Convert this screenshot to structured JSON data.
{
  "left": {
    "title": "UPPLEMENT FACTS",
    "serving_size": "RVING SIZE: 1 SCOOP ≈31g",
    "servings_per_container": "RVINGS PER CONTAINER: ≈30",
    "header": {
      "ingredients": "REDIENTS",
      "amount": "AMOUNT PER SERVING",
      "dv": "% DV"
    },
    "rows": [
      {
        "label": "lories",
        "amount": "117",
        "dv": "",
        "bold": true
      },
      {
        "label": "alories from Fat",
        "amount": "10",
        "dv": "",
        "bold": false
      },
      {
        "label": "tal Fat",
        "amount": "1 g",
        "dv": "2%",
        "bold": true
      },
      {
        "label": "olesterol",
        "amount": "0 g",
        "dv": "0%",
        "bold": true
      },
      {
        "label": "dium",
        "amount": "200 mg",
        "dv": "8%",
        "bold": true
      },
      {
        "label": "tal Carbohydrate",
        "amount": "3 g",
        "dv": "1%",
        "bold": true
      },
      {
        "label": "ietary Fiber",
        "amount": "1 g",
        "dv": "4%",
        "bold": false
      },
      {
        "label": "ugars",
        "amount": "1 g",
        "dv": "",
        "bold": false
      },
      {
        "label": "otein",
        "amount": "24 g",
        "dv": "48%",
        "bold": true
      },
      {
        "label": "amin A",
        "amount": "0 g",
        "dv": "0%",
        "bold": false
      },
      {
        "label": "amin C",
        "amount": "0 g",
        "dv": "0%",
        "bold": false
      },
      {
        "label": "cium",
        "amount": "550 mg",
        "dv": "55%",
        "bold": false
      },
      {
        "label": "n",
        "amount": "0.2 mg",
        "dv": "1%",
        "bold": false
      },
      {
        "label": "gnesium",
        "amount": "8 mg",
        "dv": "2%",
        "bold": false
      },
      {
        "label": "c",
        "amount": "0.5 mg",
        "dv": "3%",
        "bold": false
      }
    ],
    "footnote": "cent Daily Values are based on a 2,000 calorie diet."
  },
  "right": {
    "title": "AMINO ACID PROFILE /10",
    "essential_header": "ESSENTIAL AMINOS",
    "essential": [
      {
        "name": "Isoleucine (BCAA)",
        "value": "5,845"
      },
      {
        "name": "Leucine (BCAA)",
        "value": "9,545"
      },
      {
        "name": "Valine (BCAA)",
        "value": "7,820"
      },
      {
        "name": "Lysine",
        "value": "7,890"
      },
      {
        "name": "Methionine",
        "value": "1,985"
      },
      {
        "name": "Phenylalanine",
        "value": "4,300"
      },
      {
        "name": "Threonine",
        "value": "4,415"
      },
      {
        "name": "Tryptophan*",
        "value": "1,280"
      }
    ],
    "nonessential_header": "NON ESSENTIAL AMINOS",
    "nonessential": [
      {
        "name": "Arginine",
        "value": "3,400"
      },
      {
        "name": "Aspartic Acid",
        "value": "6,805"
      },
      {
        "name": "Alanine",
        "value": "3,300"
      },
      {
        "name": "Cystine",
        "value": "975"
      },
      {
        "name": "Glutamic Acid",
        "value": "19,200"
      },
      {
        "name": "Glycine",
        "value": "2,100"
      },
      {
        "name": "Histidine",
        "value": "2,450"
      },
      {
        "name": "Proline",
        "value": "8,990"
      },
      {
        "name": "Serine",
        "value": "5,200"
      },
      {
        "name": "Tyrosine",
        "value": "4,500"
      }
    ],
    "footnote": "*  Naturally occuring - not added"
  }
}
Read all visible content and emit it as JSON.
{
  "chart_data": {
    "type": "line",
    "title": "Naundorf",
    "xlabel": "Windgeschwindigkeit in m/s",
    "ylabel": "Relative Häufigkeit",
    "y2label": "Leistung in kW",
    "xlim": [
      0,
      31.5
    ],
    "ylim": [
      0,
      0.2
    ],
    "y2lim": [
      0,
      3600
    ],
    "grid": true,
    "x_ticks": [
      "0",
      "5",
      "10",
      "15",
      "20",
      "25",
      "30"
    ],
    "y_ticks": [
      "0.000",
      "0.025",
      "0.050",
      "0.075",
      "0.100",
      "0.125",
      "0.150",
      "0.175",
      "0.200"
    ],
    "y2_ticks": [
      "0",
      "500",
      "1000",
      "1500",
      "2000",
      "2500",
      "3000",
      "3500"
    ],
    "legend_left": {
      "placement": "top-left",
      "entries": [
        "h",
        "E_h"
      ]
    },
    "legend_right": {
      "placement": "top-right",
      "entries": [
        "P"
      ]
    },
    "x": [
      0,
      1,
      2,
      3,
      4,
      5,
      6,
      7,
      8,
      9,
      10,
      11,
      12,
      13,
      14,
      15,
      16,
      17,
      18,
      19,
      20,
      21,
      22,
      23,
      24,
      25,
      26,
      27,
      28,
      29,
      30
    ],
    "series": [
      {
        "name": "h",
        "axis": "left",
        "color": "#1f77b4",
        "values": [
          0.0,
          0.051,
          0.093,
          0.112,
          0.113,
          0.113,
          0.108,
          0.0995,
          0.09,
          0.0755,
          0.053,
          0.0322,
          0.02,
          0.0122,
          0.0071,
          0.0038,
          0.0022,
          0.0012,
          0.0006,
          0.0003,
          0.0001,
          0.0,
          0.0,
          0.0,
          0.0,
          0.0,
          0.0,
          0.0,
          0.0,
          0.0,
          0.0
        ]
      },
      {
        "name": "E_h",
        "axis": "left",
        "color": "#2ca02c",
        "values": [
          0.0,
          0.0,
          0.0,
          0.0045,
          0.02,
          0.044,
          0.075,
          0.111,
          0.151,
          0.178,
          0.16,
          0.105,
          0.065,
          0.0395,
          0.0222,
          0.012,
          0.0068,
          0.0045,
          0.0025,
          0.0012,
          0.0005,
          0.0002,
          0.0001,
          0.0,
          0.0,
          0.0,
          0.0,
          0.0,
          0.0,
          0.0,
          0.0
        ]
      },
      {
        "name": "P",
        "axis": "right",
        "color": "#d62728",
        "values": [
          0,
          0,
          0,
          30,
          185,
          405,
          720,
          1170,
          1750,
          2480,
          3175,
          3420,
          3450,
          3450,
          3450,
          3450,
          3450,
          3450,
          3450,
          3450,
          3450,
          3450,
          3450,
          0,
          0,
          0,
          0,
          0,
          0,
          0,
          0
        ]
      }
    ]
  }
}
------------------------------------------------
= Goal =
Using the records above, gather all lines where the string "placement" is present.

= Response to this task =
      "placement": "top-left",
      "placement": "top-right",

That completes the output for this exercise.